Pull every line containing "MAKE" from the entries.

— BEGIN The input —

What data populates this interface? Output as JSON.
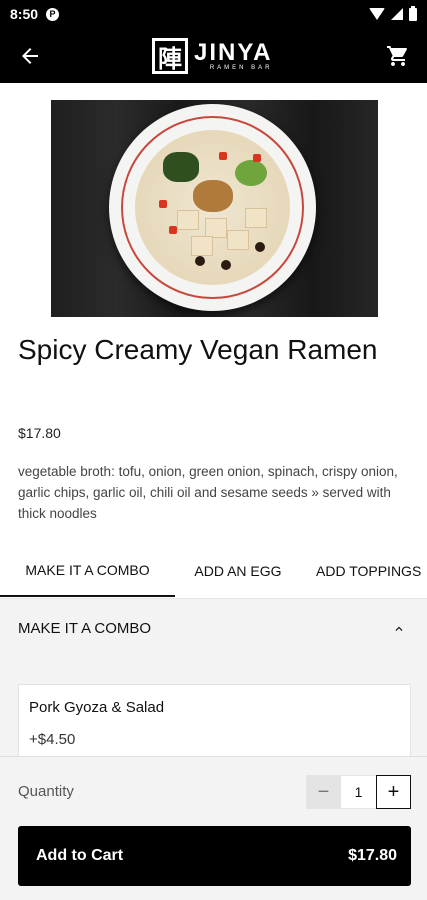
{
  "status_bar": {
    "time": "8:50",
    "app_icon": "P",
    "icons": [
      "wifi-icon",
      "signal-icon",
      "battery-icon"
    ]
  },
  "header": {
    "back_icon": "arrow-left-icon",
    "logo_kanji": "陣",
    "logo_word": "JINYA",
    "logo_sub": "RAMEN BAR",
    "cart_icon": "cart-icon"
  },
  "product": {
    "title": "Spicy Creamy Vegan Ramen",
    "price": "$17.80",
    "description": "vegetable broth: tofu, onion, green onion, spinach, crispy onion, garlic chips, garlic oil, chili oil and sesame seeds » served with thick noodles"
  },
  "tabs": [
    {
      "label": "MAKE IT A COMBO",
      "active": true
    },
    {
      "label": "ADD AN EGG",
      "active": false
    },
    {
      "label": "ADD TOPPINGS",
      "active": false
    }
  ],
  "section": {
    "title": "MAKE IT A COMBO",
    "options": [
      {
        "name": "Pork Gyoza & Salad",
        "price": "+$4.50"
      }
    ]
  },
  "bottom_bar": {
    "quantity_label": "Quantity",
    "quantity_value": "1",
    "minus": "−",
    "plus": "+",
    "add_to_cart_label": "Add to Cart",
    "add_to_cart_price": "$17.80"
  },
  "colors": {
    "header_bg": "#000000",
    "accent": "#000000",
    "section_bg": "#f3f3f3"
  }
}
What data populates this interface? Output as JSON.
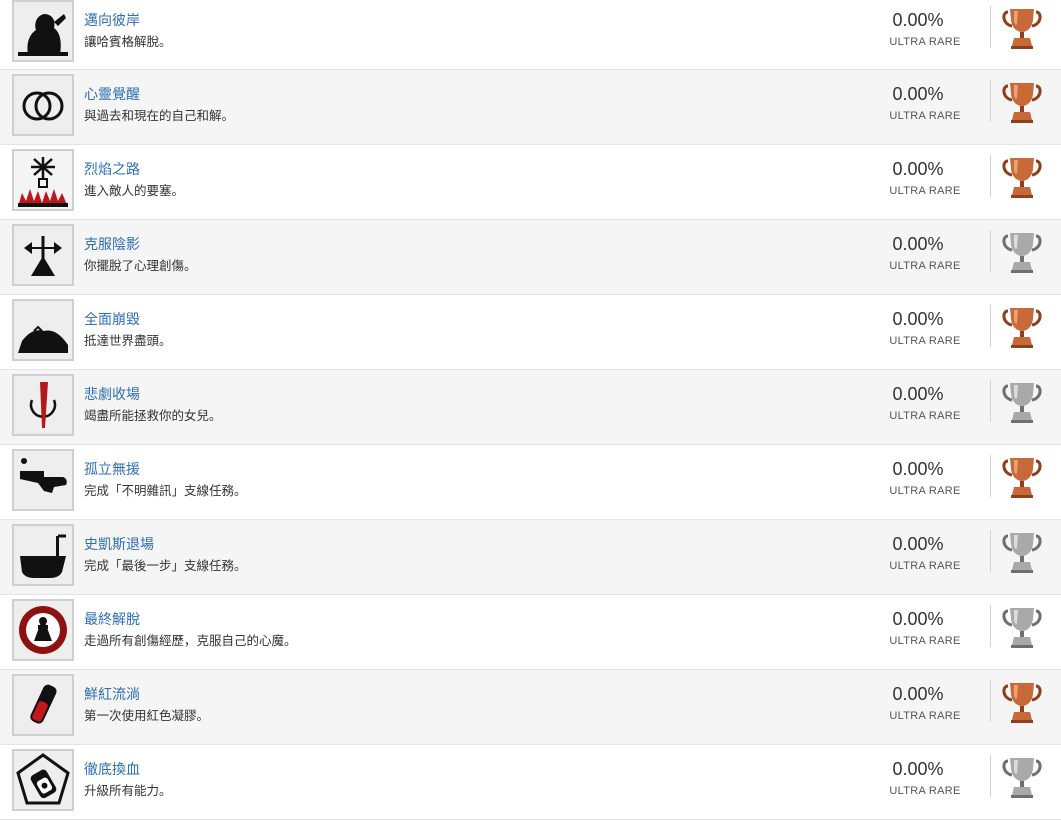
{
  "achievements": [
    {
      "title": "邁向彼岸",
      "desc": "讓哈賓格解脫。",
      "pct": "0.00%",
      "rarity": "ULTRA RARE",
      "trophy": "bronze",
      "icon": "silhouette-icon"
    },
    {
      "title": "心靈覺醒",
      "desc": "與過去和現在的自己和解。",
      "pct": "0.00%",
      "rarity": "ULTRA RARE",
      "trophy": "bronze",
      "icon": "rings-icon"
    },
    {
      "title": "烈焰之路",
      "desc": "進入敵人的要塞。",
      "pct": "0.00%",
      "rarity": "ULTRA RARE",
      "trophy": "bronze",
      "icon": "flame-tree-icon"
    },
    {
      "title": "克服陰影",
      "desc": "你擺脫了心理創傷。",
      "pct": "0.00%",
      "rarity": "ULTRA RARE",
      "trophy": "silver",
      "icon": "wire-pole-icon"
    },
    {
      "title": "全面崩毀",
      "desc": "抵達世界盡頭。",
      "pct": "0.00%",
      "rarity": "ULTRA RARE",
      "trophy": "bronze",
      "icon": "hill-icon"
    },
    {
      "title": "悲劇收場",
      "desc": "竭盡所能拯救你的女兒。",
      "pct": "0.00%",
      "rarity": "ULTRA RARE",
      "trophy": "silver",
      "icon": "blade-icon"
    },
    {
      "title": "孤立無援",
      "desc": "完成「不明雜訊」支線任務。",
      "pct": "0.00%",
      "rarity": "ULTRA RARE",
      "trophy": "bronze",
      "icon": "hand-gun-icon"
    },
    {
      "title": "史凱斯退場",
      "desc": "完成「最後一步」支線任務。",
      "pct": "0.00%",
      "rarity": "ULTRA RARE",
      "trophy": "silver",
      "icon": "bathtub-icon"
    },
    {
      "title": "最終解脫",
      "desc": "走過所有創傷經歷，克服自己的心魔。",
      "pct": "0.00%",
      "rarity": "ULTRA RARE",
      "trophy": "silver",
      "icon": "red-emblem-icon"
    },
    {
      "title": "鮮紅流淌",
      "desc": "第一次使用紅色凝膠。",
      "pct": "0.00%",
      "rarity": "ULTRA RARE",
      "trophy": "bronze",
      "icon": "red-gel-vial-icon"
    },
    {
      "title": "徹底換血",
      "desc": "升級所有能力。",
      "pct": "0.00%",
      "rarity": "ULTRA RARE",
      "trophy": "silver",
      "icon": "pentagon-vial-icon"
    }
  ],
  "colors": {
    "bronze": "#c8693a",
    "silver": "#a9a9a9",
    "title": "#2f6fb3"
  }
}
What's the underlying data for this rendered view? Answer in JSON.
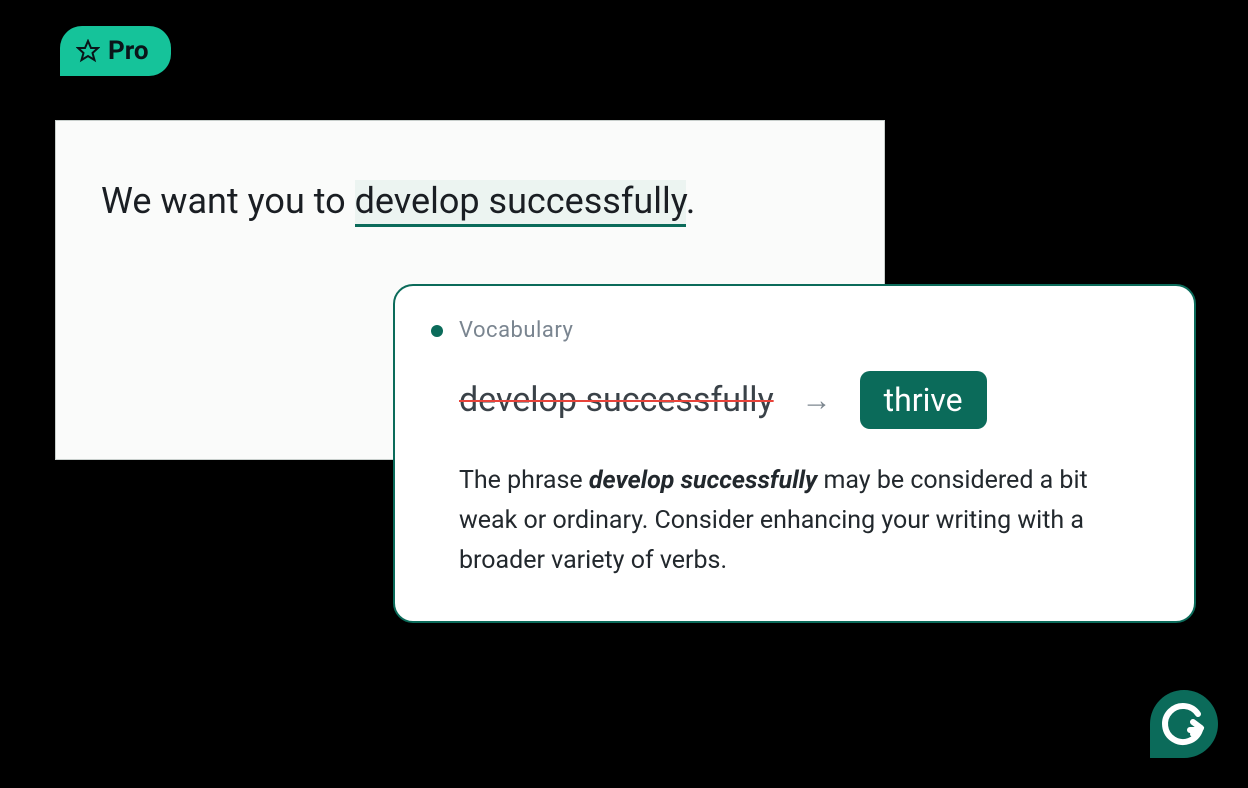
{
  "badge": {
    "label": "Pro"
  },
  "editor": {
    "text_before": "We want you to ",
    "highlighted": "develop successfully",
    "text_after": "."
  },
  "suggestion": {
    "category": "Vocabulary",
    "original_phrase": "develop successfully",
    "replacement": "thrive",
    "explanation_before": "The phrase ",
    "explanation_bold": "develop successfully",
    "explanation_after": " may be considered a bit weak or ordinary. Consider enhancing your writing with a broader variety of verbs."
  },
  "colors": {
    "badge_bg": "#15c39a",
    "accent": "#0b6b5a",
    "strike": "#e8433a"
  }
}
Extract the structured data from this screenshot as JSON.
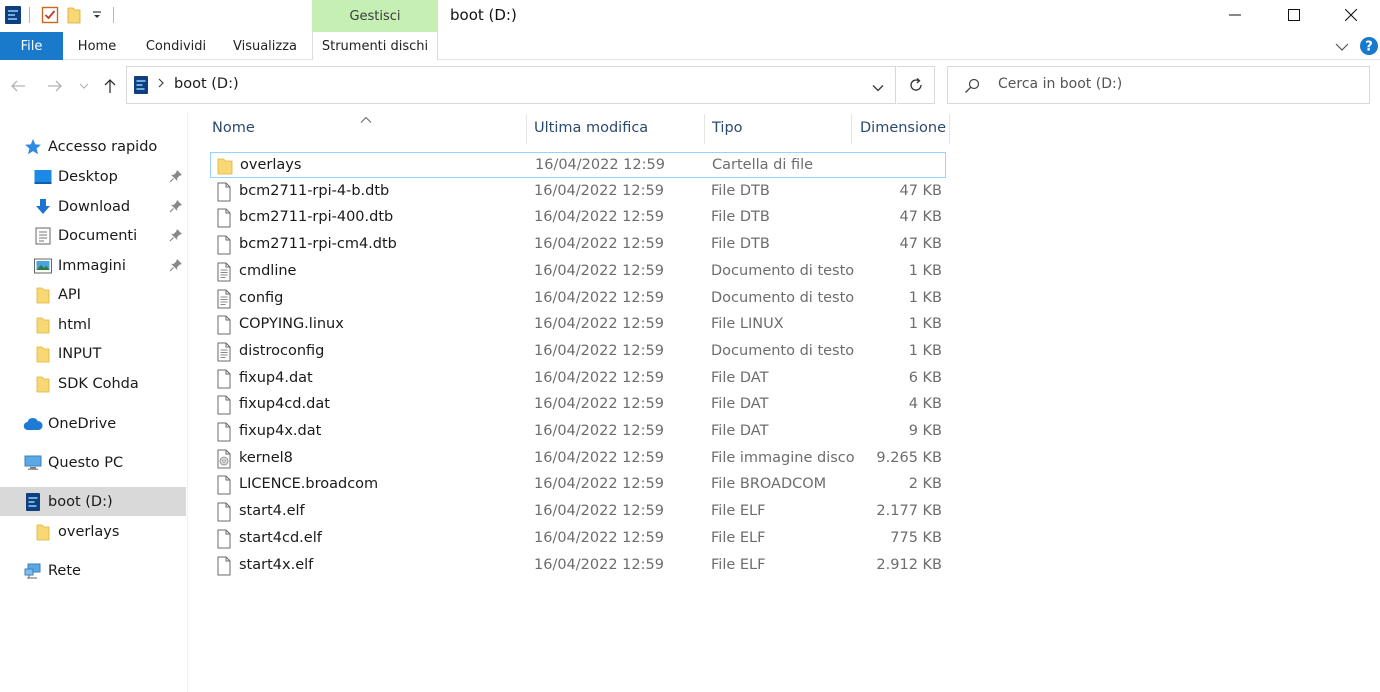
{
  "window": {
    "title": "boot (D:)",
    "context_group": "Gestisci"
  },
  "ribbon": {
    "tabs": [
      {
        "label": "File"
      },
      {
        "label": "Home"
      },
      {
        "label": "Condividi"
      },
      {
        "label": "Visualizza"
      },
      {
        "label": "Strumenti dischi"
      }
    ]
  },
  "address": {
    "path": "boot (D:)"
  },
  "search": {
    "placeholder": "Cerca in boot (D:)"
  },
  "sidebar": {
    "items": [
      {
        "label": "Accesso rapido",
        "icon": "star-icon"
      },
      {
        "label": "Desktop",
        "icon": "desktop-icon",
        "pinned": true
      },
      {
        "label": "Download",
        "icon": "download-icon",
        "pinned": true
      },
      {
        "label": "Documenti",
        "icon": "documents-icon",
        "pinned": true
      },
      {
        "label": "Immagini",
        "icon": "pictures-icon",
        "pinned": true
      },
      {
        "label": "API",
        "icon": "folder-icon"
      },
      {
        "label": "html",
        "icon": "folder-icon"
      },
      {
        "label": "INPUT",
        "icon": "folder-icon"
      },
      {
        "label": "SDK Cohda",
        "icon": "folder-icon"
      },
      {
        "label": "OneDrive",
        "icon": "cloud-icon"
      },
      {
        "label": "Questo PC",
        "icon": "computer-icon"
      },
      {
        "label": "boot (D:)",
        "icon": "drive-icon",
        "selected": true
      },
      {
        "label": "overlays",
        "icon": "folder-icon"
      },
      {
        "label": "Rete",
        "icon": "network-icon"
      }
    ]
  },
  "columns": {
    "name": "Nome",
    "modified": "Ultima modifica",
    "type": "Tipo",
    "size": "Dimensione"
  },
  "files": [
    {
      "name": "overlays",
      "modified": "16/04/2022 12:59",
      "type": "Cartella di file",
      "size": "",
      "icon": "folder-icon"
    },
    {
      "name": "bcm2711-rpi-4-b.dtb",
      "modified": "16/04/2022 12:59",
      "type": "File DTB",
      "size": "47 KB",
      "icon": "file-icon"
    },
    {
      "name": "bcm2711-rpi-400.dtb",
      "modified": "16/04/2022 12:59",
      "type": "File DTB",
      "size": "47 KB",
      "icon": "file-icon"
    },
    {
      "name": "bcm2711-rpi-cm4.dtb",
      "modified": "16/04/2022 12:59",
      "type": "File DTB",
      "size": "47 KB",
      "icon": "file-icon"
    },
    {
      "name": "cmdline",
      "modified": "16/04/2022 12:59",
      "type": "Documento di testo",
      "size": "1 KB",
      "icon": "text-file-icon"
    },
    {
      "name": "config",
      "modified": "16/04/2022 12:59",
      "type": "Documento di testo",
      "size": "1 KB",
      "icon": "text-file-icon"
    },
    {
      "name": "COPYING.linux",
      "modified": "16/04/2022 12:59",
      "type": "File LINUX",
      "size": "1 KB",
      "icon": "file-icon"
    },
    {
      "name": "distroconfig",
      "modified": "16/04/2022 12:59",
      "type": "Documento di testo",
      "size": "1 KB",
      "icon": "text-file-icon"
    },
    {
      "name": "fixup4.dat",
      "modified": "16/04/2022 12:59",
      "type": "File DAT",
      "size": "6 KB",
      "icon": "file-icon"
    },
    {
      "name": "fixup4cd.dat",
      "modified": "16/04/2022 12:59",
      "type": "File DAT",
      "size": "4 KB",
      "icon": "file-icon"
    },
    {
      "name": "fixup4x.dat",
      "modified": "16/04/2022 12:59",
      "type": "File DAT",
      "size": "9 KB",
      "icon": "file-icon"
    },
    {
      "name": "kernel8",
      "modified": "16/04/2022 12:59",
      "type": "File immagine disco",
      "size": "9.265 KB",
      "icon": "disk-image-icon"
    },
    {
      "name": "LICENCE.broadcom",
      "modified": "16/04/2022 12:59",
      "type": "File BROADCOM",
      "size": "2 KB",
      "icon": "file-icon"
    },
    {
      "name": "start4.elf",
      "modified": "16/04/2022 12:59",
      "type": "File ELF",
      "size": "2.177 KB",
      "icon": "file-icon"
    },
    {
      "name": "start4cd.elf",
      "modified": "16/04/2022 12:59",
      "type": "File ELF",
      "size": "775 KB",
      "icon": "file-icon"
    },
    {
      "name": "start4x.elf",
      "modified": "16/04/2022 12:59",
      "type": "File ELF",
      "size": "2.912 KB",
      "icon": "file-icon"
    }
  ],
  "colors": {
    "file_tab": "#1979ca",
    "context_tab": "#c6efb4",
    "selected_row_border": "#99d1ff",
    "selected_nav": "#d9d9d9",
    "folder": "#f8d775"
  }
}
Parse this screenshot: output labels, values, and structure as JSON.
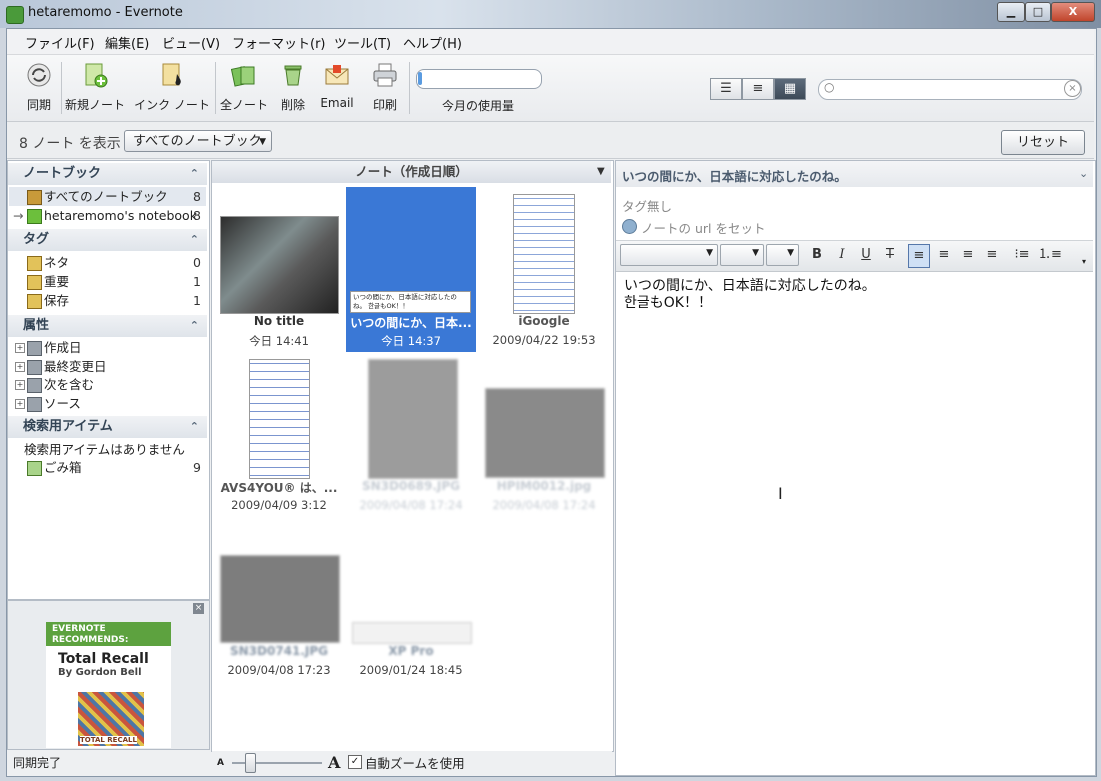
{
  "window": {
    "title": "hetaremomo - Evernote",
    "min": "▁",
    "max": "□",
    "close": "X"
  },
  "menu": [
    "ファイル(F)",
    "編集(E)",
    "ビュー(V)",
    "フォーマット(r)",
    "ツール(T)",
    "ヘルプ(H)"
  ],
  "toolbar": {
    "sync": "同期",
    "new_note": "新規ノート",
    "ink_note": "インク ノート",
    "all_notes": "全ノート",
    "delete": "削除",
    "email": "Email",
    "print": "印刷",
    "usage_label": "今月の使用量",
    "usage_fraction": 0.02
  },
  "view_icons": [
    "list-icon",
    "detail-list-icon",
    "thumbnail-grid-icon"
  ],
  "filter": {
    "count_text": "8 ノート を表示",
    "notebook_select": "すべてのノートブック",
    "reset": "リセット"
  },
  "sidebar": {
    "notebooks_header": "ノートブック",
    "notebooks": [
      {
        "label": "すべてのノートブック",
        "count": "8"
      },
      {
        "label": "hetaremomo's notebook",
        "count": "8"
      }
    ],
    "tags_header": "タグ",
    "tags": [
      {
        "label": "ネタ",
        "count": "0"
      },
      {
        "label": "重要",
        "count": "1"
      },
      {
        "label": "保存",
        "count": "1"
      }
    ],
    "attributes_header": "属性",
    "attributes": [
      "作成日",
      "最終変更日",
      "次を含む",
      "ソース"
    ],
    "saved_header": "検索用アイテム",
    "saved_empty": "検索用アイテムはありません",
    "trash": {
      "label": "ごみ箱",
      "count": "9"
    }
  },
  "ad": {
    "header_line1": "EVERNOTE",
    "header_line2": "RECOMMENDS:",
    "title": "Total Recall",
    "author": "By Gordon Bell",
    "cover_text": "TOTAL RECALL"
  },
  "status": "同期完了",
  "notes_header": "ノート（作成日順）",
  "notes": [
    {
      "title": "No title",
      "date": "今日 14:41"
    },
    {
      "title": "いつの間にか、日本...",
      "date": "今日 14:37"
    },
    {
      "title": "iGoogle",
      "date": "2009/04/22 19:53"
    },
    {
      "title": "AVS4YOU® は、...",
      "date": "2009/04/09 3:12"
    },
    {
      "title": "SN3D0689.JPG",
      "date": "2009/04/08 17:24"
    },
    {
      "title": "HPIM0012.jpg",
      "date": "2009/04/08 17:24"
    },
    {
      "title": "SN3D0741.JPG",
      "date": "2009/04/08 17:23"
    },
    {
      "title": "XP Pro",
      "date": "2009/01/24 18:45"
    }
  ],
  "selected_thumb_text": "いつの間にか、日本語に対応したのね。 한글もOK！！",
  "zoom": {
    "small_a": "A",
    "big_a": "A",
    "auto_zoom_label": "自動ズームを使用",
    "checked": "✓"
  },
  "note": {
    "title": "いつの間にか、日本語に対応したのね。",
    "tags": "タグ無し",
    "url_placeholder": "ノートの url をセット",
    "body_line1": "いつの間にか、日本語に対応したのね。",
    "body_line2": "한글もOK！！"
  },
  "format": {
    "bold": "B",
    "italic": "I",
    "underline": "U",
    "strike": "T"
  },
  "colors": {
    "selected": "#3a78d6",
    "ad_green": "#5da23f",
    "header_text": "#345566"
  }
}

— END The input —

§ Exercise answer:
      "label": "MAKE IT A COMBO",
    "title": "MAKE IT A COMBO",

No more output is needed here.